● WHAT YOU SHOULD DO: Determine how many lines in the data below contain "ylabel" and write only that number.

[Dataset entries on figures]
◇ ◇ ◇ ◇ ◇ ◇ ◇

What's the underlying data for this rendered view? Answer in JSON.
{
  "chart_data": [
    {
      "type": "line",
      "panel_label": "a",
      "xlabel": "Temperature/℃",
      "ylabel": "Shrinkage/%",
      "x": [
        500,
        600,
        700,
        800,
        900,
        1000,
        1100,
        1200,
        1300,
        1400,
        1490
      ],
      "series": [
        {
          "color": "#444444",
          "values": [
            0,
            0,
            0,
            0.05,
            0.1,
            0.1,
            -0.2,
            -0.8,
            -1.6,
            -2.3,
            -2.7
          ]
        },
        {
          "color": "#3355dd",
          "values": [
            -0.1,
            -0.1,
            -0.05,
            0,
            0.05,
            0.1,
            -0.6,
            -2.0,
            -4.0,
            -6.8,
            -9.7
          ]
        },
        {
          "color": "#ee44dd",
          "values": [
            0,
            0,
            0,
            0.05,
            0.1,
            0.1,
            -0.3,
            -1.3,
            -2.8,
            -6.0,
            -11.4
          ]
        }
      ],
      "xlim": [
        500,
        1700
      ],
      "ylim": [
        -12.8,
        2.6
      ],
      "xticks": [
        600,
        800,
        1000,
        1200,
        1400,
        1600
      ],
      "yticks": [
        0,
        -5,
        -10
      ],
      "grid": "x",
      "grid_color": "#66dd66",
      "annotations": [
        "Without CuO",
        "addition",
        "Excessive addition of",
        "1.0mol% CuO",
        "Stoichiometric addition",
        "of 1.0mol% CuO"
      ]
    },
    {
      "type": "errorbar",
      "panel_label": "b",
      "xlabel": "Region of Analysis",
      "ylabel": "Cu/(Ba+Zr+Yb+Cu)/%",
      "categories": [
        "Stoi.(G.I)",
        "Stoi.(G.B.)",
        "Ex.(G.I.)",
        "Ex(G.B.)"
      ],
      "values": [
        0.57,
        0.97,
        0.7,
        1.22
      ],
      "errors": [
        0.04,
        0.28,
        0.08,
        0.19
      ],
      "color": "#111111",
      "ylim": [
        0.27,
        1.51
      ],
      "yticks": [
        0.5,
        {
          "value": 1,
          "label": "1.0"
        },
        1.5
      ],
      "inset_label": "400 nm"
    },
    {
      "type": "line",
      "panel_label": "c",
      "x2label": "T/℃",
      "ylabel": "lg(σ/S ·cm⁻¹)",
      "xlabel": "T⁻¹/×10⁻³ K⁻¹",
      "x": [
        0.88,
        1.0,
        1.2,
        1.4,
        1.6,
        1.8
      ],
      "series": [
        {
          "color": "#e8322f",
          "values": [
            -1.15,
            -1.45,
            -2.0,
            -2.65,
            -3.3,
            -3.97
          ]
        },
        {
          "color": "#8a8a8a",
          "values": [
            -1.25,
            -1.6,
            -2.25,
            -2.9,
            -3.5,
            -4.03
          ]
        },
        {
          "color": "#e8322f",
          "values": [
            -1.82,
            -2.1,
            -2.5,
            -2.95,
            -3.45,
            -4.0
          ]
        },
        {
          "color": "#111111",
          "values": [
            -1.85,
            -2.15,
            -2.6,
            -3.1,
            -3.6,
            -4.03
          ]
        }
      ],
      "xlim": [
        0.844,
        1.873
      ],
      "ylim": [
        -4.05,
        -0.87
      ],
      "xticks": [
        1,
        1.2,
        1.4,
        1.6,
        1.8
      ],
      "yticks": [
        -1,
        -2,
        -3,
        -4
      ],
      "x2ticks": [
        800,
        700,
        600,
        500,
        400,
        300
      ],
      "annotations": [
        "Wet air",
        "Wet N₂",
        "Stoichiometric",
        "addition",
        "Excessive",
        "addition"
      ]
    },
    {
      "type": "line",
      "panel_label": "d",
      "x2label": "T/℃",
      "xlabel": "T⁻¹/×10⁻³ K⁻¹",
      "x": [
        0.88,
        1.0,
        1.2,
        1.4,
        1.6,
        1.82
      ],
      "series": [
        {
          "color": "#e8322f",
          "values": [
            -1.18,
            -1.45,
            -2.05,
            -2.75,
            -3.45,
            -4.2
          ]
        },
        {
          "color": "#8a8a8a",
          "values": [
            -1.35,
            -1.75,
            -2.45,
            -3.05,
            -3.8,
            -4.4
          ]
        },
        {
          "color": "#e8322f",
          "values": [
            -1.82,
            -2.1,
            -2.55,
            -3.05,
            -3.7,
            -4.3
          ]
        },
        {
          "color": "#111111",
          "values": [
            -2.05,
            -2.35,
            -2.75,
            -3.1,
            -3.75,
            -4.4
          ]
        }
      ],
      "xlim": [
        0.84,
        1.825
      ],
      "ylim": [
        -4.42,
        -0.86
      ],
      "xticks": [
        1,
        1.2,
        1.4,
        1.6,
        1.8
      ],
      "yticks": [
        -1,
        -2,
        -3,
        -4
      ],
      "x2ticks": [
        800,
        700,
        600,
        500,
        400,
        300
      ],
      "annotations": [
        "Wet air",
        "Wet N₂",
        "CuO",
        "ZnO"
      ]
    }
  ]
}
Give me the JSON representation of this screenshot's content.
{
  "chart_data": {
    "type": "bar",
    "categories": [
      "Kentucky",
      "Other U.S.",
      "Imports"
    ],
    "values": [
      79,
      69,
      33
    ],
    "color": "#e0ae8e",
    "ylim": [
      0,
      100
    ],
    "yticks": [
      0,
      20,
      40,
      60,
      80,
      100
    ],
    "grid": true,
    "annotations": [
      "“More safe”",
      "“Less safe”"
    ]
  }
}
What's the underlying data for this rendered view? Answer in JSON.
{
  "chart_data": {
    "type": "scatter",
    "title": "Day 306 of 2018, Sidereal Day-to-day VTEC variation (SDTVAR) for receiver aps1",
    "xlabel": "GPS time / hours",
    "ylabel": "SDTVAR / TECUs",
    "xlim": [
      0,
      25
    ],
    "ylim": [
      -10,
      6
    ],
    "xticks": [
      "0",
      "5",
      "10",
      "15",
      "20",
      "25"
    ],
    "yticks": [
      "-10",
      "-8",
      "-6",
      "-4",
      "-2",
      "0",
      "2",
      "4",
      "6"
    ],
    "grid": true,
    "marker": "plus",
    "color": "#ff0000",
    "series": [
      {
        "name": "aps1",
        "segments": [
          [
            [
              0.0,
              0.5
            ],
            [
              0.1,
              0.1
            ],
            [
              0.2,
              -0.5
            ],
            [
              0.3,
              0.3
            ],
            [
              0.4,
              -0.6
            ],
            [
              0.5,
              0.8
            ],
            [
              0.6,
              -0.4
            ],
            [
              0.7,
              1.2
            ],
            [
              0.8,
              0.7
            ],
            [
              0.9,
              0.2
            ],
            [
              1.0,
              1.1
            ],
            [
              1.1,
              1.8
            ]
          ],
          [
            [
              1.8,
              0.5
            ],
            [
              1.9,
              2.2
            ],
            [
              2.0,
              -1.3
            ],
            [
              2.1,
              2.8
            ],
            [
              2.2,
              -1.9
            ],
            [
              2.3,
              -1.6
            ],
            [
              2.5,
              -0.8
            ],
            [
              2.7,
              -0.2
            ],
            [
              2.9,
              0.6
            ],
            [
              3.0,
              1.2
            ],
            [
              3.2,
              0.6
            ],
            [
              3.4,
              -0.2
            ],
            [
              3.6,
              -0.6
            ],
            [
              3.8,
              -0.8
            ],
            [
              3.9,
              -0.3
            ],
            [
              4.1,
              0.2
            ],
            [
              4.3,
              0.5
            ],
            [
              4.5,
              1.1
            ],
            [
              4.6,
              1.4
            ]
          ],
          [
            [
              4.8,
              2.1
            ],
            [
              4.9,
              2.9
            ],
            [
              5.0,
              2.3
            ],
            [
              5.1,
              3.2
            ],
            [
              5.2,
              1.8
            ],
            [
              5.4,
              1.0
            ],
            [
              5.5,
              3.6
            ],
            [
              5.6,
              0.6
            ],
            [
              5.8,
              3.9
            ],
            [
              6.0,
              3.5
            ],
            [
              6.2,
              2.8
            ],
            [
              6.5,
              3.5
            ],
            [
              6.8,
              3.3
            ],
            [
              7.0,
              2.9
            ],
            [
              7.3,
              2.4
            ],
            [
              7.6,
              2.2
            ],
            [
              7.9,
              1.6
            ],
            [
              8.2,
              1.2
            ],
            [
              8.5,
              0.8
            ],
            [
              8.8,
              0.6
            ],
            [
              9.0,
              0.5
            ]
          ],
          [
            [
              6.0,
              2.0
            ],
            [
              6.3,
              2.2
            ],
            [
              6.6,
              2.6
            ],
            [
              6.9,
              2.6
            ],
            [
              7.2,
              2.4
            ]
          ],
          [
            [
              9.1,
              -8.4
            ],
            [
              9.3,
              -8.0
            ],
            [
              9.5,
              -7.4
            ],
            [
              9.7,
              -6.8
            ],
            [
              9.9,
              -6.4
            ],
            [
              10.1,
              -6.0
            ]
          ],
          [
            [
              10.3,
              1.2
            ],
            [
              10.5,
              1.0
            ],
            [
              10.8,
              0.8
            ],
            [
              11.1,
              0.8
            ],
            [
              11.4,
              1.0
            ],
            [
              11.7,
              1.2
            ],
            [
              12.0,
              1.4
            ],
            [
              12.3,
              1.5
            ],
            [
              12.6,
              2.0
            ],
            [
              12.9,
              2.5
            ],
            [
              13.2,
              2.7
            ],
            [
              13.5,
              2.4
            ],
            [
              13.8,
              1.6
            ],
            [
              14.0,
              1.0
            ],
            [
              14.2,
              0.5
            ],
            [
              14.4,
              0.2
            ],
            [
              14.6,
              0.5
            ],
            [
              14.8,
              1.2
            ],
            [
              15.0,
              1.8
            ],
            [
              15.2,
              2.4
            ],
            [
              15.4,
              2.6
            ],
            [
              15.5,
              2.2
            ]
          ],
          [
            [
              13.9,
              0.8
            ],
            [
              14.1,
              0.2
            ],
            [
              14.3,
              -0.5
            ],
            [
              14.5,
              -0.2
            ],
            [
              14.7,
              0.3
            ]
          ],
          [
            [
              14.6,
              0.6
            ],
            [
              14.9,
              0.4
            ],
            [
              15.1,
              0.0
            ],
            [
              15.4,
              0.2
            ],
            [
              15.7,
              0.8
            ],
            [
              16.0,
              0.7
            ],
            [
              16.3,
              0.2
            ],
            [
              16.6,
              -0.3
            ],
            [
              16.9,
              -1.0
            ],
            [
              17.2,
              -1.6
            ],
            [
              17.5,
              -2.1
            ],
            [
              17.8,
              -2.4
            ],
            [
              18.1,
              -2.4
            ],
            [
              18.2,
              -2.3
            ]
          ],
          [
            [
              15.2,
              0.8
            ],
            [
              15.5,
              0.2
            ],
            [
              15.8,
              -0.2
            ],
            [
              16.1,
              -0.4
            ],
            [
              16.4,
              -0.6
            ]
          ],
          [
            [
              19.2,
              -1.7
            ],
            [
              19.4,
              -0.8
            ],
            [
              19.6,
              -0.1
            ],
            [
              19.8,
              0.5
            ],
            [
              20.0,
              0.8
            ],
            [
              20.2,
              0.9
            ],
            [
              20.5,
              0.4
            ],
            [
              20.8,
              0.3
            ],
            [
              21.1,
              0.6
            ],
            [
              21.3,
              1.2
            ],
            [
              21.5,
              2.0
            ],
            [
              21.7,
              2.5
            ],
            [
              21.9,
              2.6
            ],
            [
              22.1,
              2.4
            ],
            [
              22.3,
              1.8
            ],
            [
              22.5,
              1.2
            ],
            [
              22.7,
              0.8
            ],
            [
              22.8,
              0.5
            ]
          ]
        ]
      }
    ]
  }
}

◇ ◇ ◇ ◇ ◇ ◇ ◇

● ANSWER TO THE EXERCISE: 4